Job:
Copy each line where the word "Give" occurs.

-------- Source material

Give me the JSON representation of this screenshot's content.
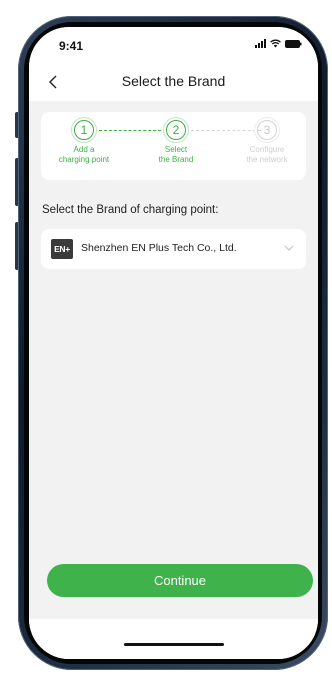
{
  "status_bar": {
    "time": "9:41",
    "icons": [
      "signal-icon",
      "wifi-icon",
      "battery-icon"
    ]
  },
  "nav": {
    "title": "Select the Brand",
    "back_icon": "chevron-left-icon"
  },
  "stepper": {
    "steps": [
      {
        "number": "1",
        "label": "Add a\ncharging point",
        "state": "active"
      },
      {
        "number": "2",
        "label": "Select\nthe Brand",
        "state": "active"
      },
      {
        "number": "3",
        "label": "Configure\nthe network",
        "state": "inactive"
      }
    ]
  },
  "brand_section": {
    "label": "Select the Brand of charging point:",
    "selected_brand": {
      "logo_text": "EN+",
      "name": "Shenzhen EN Plus Tech Co., Ltd."
    }
  },
  "actions": {
    "continue_label": "Continue"
  },
  "colors": {
    "accent": "#3fb24b",
    "background": "#f2f2f2"
  }
}
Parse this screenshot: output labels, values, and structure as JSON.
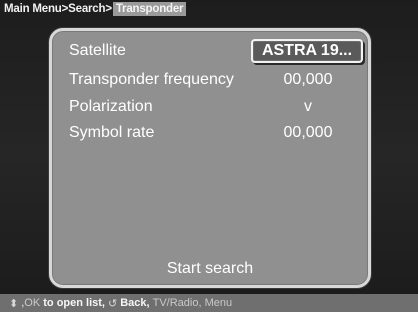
{
  "breadcrumb": {
    "items": [
      "Main Menu",
      "Search",
      "Transponder"
    ],
    "separator": ">"
  },
  "menu": {
    "rows": [
      {
        "label": "Satellite",
        "value": "ASTRA 19..."
      },
      {
        "label": "Transponder frequency",
        "value": "00,000"
      },
      {
        "label": "Polarization",
        "value": "v"
      },
      {
        "label": "Symbol rate",
        "value": "00,000"
      }
    ],
    "start_search": "Start search"
  },
  "footer": {
    "updown_icon": "up-down-arrows-icon",
    "sep1": ", ",
    "ok_text": "OK",
    "open_list_text": "to open list,",
    "back_icon": "back-arrow-icon",
    "back_text": "Back,",
    "tvradio_text": "TV/Radio,",
    "menu_text": "Menu"
  }
}
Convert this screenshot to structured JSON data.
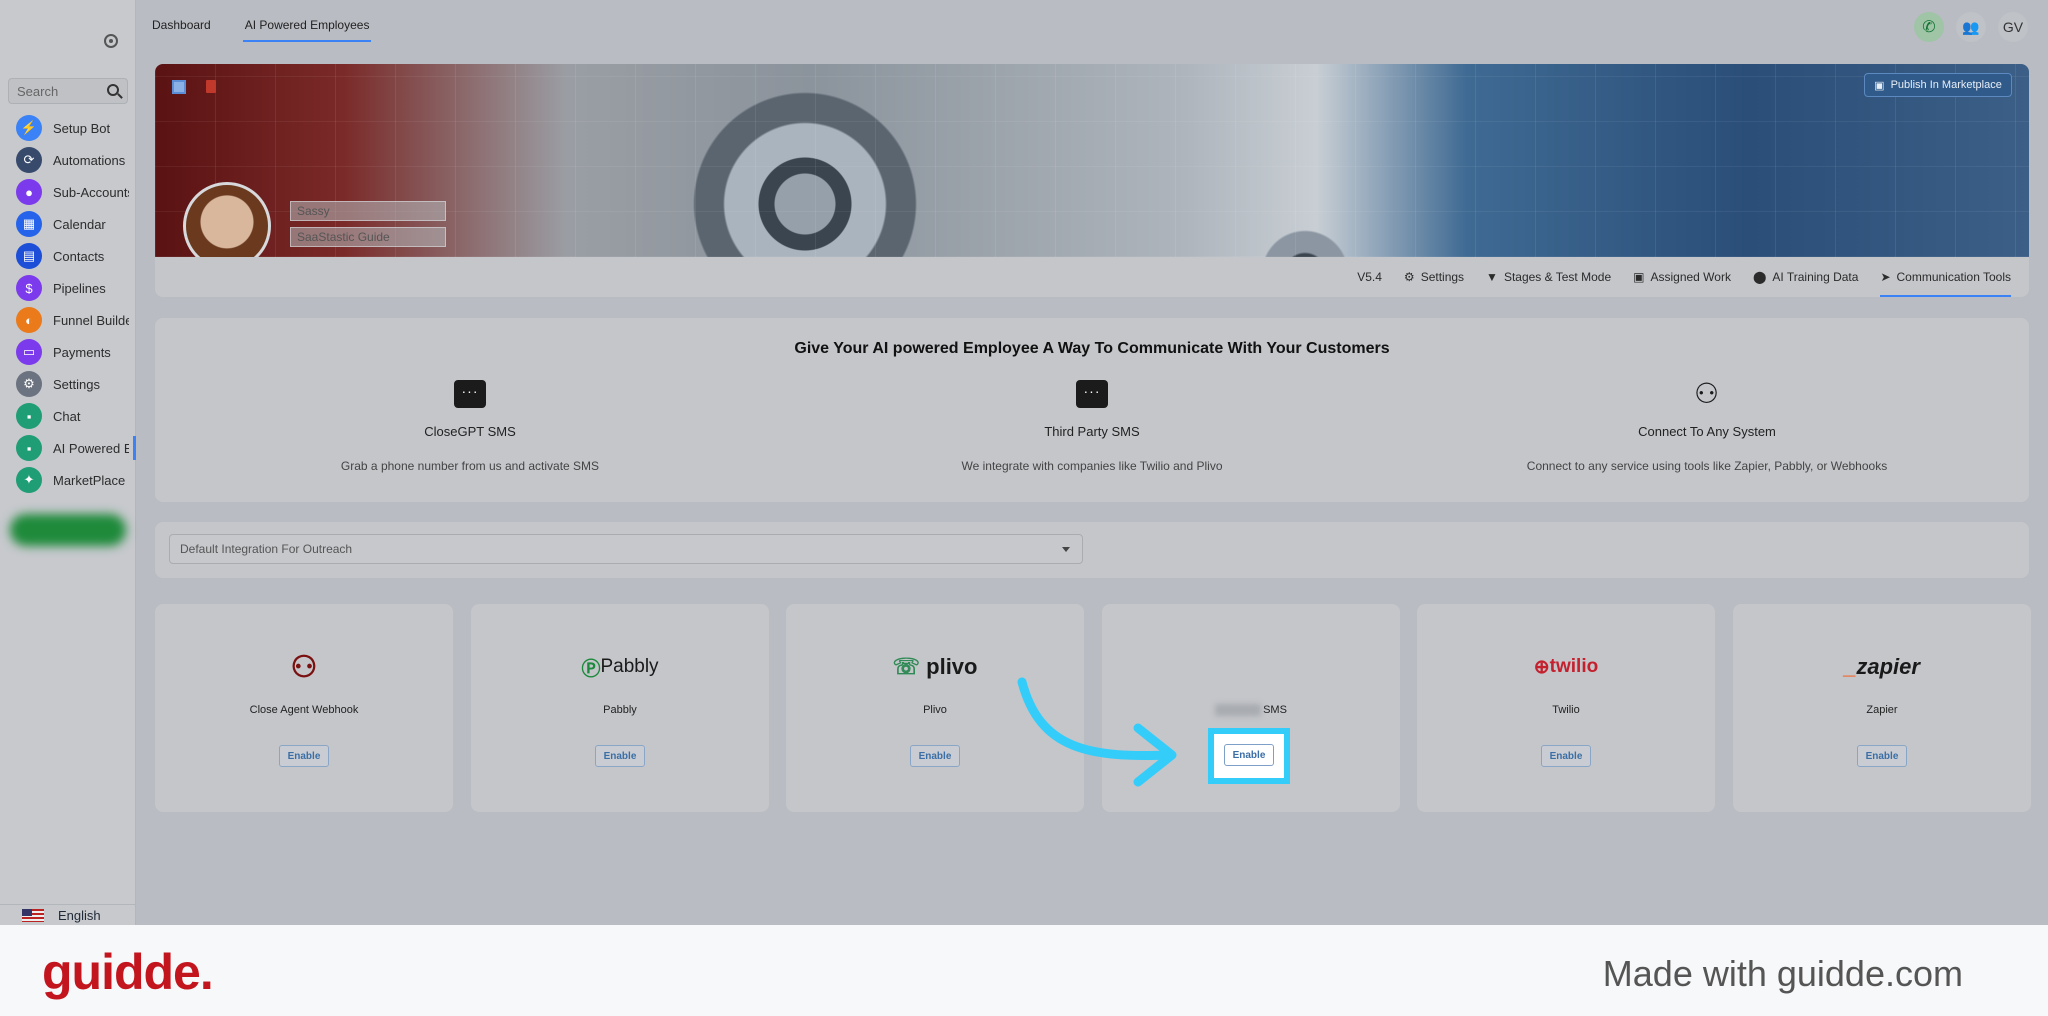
{
  "sidebar": {
    "search_placeholder": "Search",
    "items": [
      {
        "label": "Setup Bot",
        "icon": "bolt-icon",
        "color": "#3b82f6",
        "glyph": "⚡"
      },
      {
        "label": "Automations",
        "icon": "automation-icon",
        "color": "#374a6b",
        "glyph": "⟳"
      },
      {
        "label": "Sub-Accounts",
        "icon": "user-icon",
        "color": "#7c3aed",
        "glyph": "●"
      },
      {
        "label": "Calendar",
        "icon": "calendar-icon",
        "color": "#2563eb",
        "glyph": "▦"
      },
      {
        "label": "Contacts",
        "icon": "contacts-icon",
        "color": "#1d4ed8",
        "glyph": "▤"
      },
      {
        "label": "Pipelines",
        "icon": "dollar-icon",
        "color": "#7c3aed",
        "glyph": "$"
      },
      {
        "label": "Funnel Builder",
        "icon": "funnel-icon",
        "color": "#ea7a1a",
        "glyph": "◐"
      },
      {
        "label": "Payments",
        "icon": "card-icon",
        "color": "#7c3aed",
        "glyph": "▭"
      },
      {
        "label": "Settings",
        "icon": "gear-icon",
        "color": "#6b7280",
        "glyph": "⚙"
      },
      {
        "label": "Chat",
        "icon": "chat-icon",
        "color": "#1f9d74",
        "glyph": "▪"
      },
      {
        "label": "AI Powered Employees",
        "icon": "ai-chat-icon",
        "color": "#1f9d74",
        "glyph": "▪"
      },
      {
        "label": "MarketPlace",
        "icon": "marketplace-icon",
        "color": "#1f9d74",
        "glyph": "✦"
      }
    ],
    "language": "English"
  },
  "topnav": {
    "tabs": [
      "Dashboard",
      "AI Powered Employees"
    ],
    "avatar_initials": "GV"
  },
  "banner": {
    "publish_label": "Publish In Marketplace",
    "name_value": "Sassy",
    "subtitle_value": "SaaStastic Guide"
  },
  "profile_tabs": {
    "version": "V5.4",
    "items": [
      "Settings",
      "Stages & Test Mode",
      "Assigned Work",
      "AI Training Data",
      "Communication Tools"
    ]
  },
  "communication": {
    "title": "Give Your AI powered Employee A Way To Communicate With Your Customers",
    "features": [
      {
        "title": "CloseGPT SMS",
        "desc": "Grab a phone number from us and activate SMS"
      },
      {
        "title": "Third Party SMS",
        "desc": "We integrate with companies like Twilio and Plivo"
      },
      {
        "title": "Connect To Any System",
        "desc": "Connect to any service using tools like Zapier, Pabbly, or Webhooks"
      }
    ]
  },
  "dropdown": {
    "value": "Default Integration For Outreach"
  },
  "integrations": [
    {
      "name": "Close Agent Webhook",
      "logo": "",
      "enable": "Enable"
    },
    {
      "name": "Pabbly",
      "logo": "Pabbly",
      "enable": "Enable"
    },
    {
      "name": "Plivo",
      "logo": "plivo",
      "enable": "Enable"
    },
    {
      "name": "SMS",
      "logo": "",
      "enable": "Enable"
    },
    {
      "name": "Twilio",
      "logo": "twilio",
      "enable": "Enable"
    },
    {
      "name": "Zapier",
      "logo": "zapier",
      "enable": "Enable"
    }
  ],
  "footer": {
    "brand": "guidde.",
    "made_with": "Made with guidde.com"
  },
  "colors": {
    "accent": "#3b82f6",
    "highlight": "#34cdfa",
    "brand_red": "#c3151e"
  }
}
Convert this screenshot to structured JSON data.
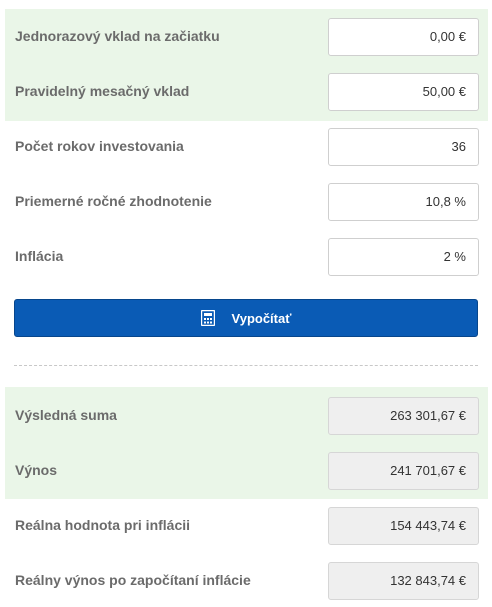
{
  "inputs": [
    {
      "label": "Jednorazový vklad na začiatku",
      "value": "0,00 €"
    },
    {
      "label": "Pravidelný mesačný vklad",
      "value": "50,00 €"
    },
    {
      "label": "Počet rokov investovania",
      "value": "36"
    },
    {
      "label": "Priemerné ročné zhodnotenie",
      "value": "10,8 %"
    },
    {
      "label": "Inflácia",
      "value": "2 %"
    }
  ],
  "button": {
    "label": "Vypočítať",
    "icon": "calculator-icon"
  },
  "results": [
    {
      "label": "Výsledná suma",
      "value": "263 301,67 €"
    },
    {
      "label": "Výnos",
      "value": "241 701,67 €"
    },
    {
      "label": "Reálna hodnota pri inflácii",
      "value": "154 443,74 €"
    },
    {
      "label": "Reálny výnos po započítaní inflácie",
      "value": "132 843,74 €"
    }
  ],
  "colors": {
    "accent": "#0a5bb5",
    "highlight_band": "#eaf6e8",
    "readonly_field": "#efefef"
  }
}
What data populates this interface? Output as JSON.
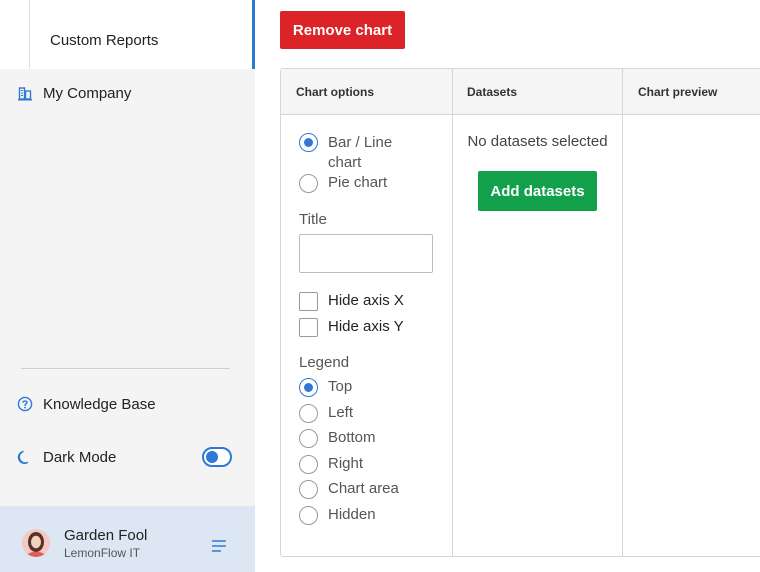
{
  "sidebar": {
    "sub_item": "Custom Reports",
    "company": "My Company",
    "knowledge_base": "Knowledge Base",
    "dark_mode": "Dark Mode",
    "dark_mode_on": true,
    "user": {
      "name": "Garden Fool",
      "org": "LemonFlow IT"
    },
    "icons": {
      "company": "building-icon",
      "kb": "help-circle-icon",
      "dark": "moon-icon",
      "menu": "menu-icon"
    }
  },
  "toolbar": {
    "remove_label": "Remove chart"
  },
  "panel": {
    "columns": [
      "Chart options",
      "Datasets",
      "Chart preview"
    ],
    "chart_type": {
      "options": [
        "Bar / Line chart",
        "Pie chart"
      ],
      "selected": "Bar / Line chart"
    },
    "title_label": "Title",
    "title_value": "",
    "hide_axis_x": "Hide axis X",
    "hide_axis_y": "Hide axis Y",
    "legend_label": "Legend",
    "legend": {
      "options": [
        "Top",
        "Left",
        "Bottom",
        "Right",
        "Chart area",
        "Hidden"
      ],
      "selected": "Top"
    },
    "datasets_empty": "No datasets selected",
    "add_datasets_label": "Add datasets"
  },
  "colors": {
    "accent": "#2e78d6",
    "danger": "#dc2328",
    "success": "#13a04a"
  }
}
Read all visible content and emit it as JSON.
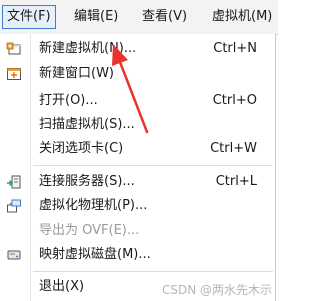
{
  "menubar": {
    "items": [
      {
        "label": "文件(F)"
      },
      {
        "label": "编辑(E)"
      },
      {
        "label": "查看(V)"
      },
      {
        "label": "虚拟机(M)"
      }
    ]
  },
  "menu": {
    "items": [
      {
        "label": "新建虚拟机(N)...",
        "shortcut": "Ctrl+N",
        "icon": "new-vm-icon"
      },
      {
        "label": "新建窗口(W)",
        "shortcut": "",
        "icon": "new-window-icon"
      },
      {
        "label": "打开(O)...",
        "shortcut": "Ctrl+O",
        "icon": ""
      },
      {
        "label": "扫描虚拟机(S)...",
        "shortcut": "",
        "icon": ""
      },
      {
        "label": "关闭选项卡(C)",
        "shortcut": "Ctrl+W",
        "icon": ""
      },
      {
        "label": "连接服务器(S)...",
        "shortcut": "Ctrl+L",
        "icon": "connect-server-icon"
      },
      {
        "label": "虚拟化物理机(P)...",
        "shortcut": "",
        "icon": "virtualize-physical-icon"
      },
      {
        "label": "导出为 OVF(E)...",
        "shortcut": "",
        "icon": "",
        "disabled": true
      },
      {
        "label": "映射虚拟磁盘(M)...",
        "shortcut": "",
        "icon": "map-disk-icon"
      },
      {
        "label": "退出(X)",
        "shortcut": "",
        "icon": ""
      }
    ]
  },
  "annotation": {
    "color": "#e8352b"
  },
  "watermark": "CSDN @两水先木示"
}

----------------

Answer to this task:
Give me the JSON representation of this screenshot's content.
    "title": "Give Your AI powered Employee A Way To Communicate With Your Customers",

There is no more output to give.